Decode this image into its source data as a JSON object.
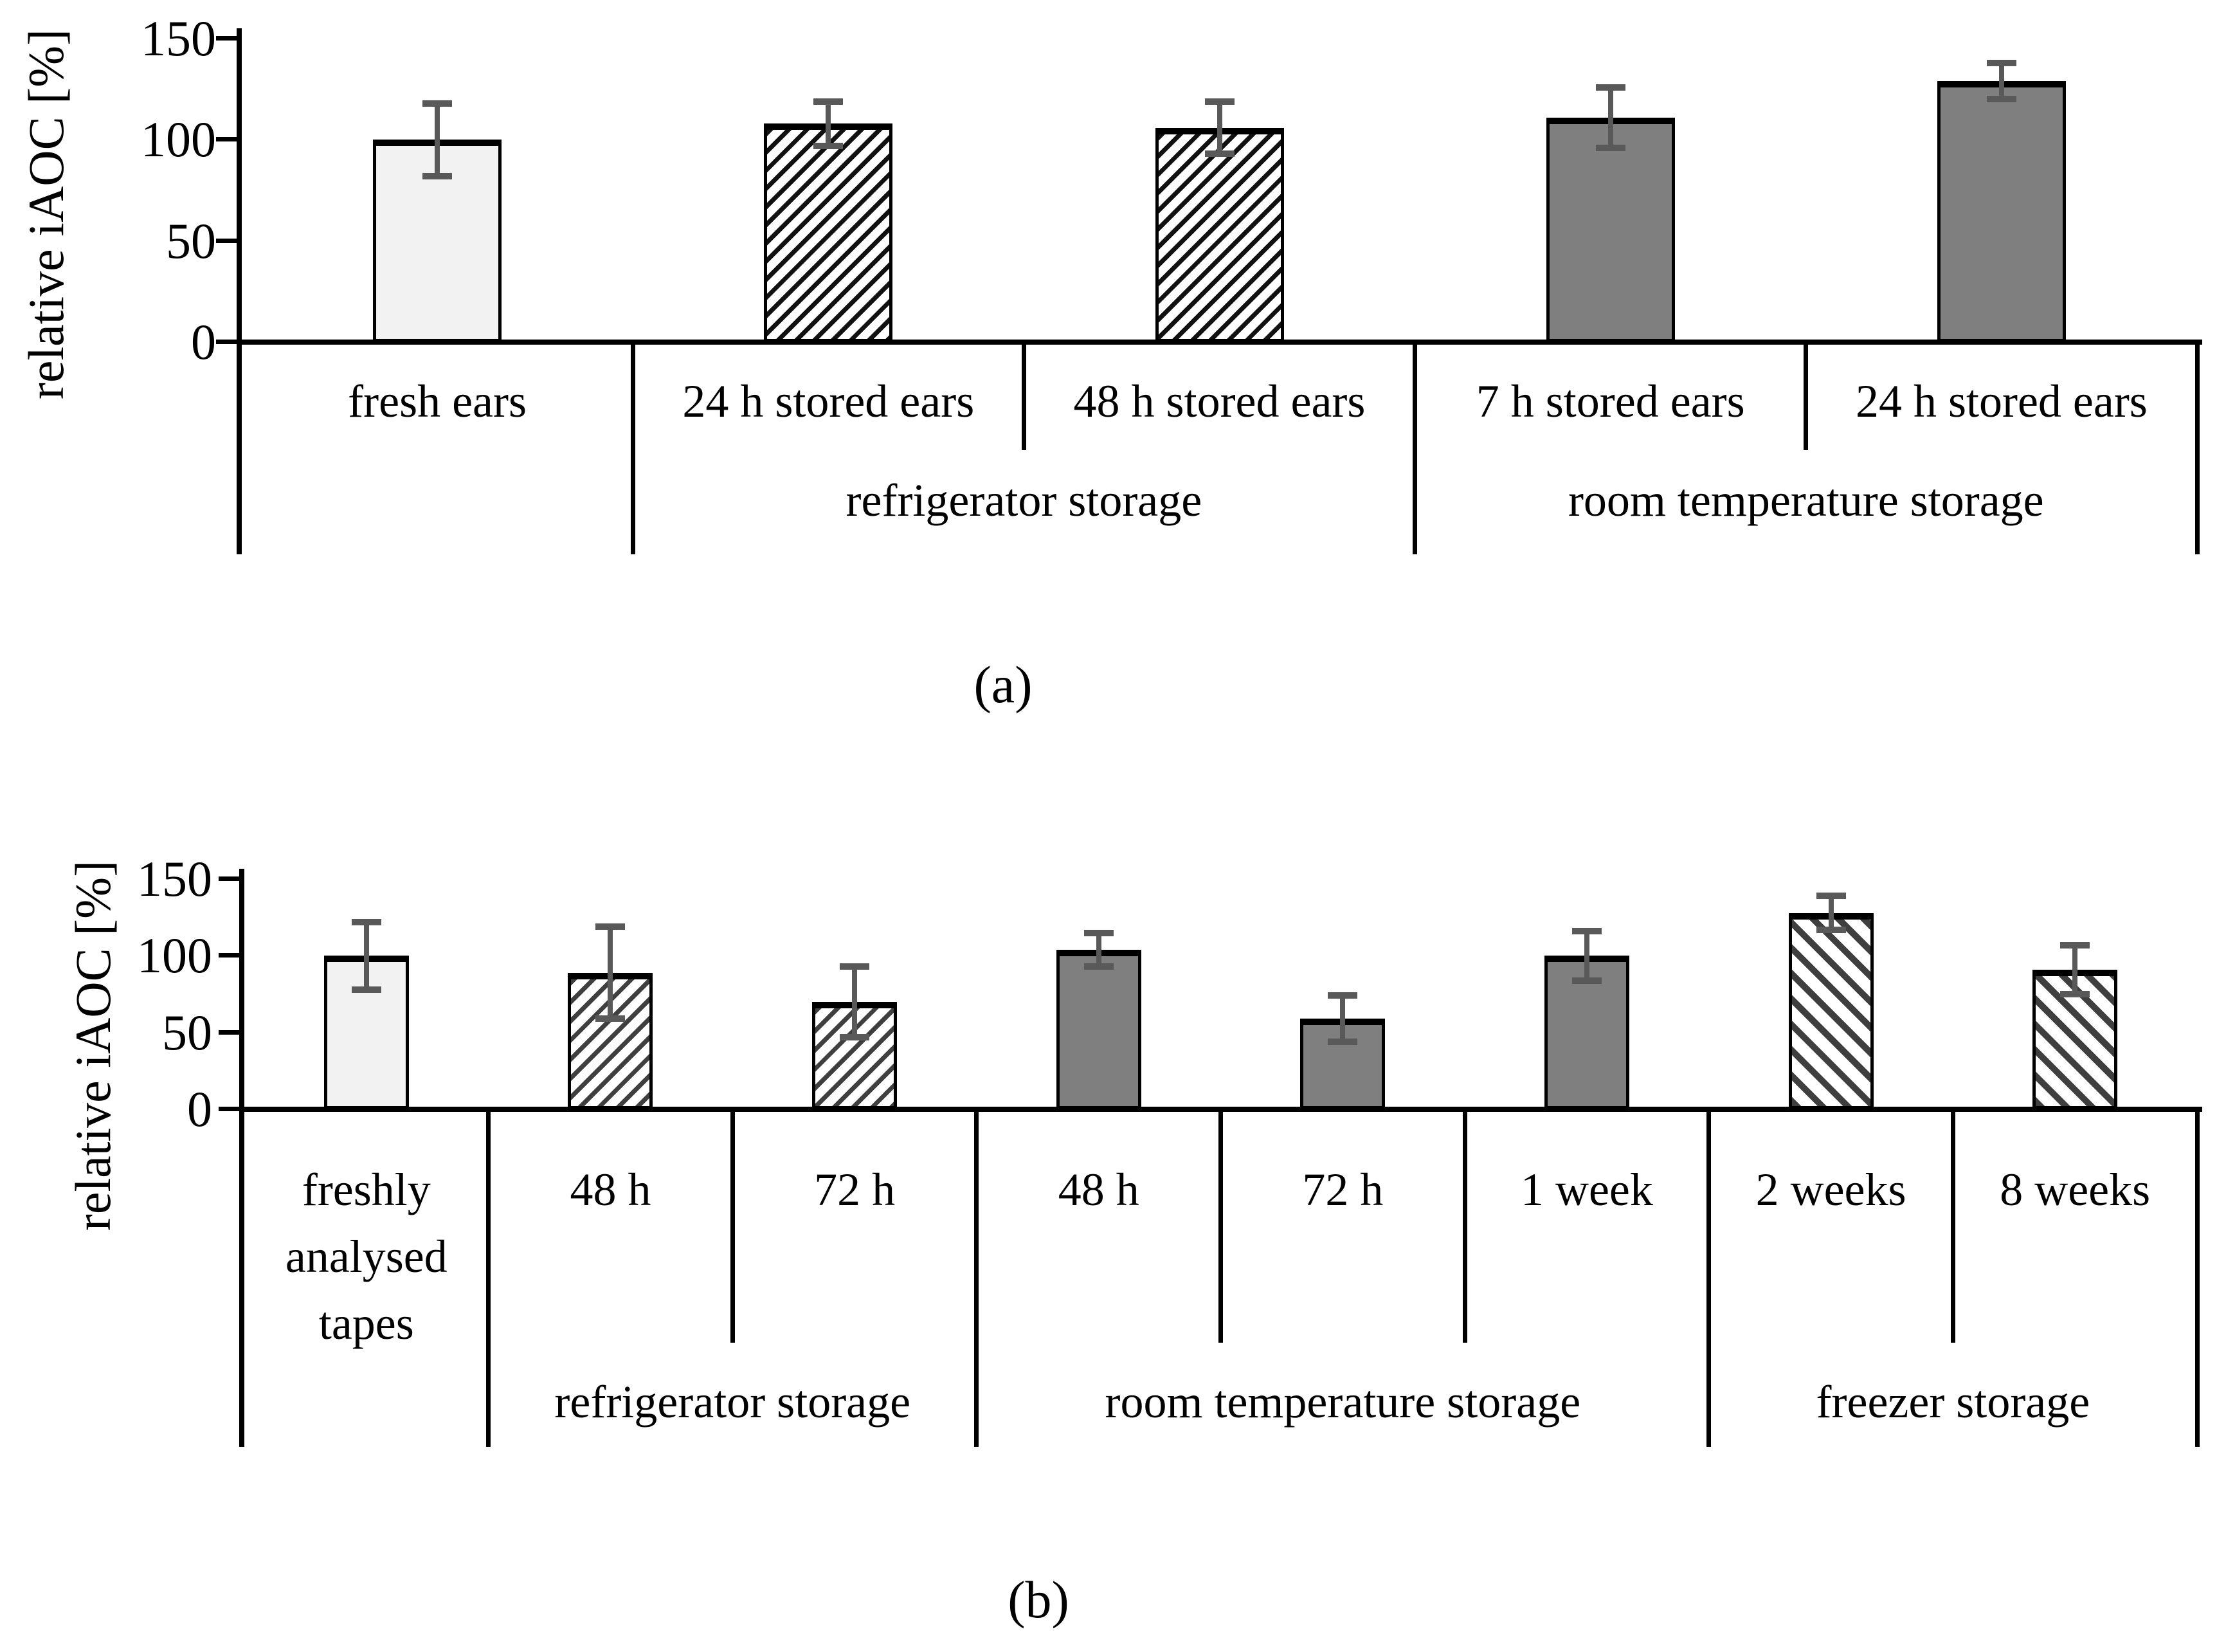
{
  "figure": {
    "background": "#ffffff",
    "captions": {
      "a": "(a)",
      "b": "(b)"
    }
  },
  "colors": {
    "axis": "#000000",
    "bar_border": "#000000",
    "error_bar": "#595959",
    "light_fill": "#f2f2f2",
    "solid_gray_fill": "#7f7f7f",
    "hatch_stripe_chart_a": "#111111",
    "hatch_stripe_chart_b": "#3f3f3f",
    "hatch_background": "#ffffff"
  },
  "chart_data": [
    {
      "id": "a",
      "type": "bar",
      "title": "",
      "xlabel": "",
      "ylabel": "relative iAOC [%]",
      "ylim": [
        0,
        150
      ],
      "yticks": [
        0,
        50,
        100,
        150
      ],
      "grid": false,
      "legend": null,
      "error_bars": true,
      "categories": [
        "fresh ears",
        "24 h stored ears",
        "48 h stored ears",
        "7 h stored ears",
        "24 h stored ears"
      ],
      "values": [
        100,
        108,
        106,
        111,
        129
      ],
      "errors": [
        18,
        11,
        13,
        15,
        9
      ],
      "bar_styles": [
        "light",
        "hatch-up",
        "hatch-up",
        "solid",
        "solid"
      ],
      "groups": [
        {
          "label": "refrigerator storage",
          "start": 1,
          "end": 2
        },
        {
          "label": "room temperature storage",
          "start": 3,
          "end": 4
        }
      ]
    },
    {
      "id": "b",
      "type": "bar",
      "title": "",
      "xlabel": "",
      "ylabel": "relative iAOC [%]",
      "ylim": [
        0,
        150
      ],
      "yticks": [
        0,
        50,
        100,
        150
      ],
      "grid": false,
      "legend": null,
      "error_bars": true,
      "categories": [
        "freshly analysed tapes",
        "48 h",
        "72 h",
        "48 h",
        "72 h",
        "1 week",
        "2 weeks",
        "8 weeks"
      ],
      "values": [
        100,
        89,
        70,
        104,
        59,
        100,
        128,
        91
      ],
      "errors": [
        22,
        30,
        23,
        11,
        15,
        16,
        11,
        16
      ],
      "bar_styles": [
        "light",
        "hatch-up",
        "hatch-up",
        "solid",
        "solid",
        "solid",
        "hatch-down",
        "hatch-down"
      ],
      "groups": [
        {
          "label": "refrigerator storage",
          "start": 1,
          "end": 2
        },
        {
          "label": "room temperature storage",
          "start": 3,
          "end": 5
        },
        {
          "label": "freezer storage",
          "start": 6,
          "end": 7
        }
      ]
    }
  ]
}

◆ **To be done**
Among the lines of the material, find those that hold the word "ears" and copy them.

◆ **Right answer**
        "fresh ears",
        "24 h stored ears",
        "48 h stored ears",
        "7 h stored ears",
        "24 h stored ears"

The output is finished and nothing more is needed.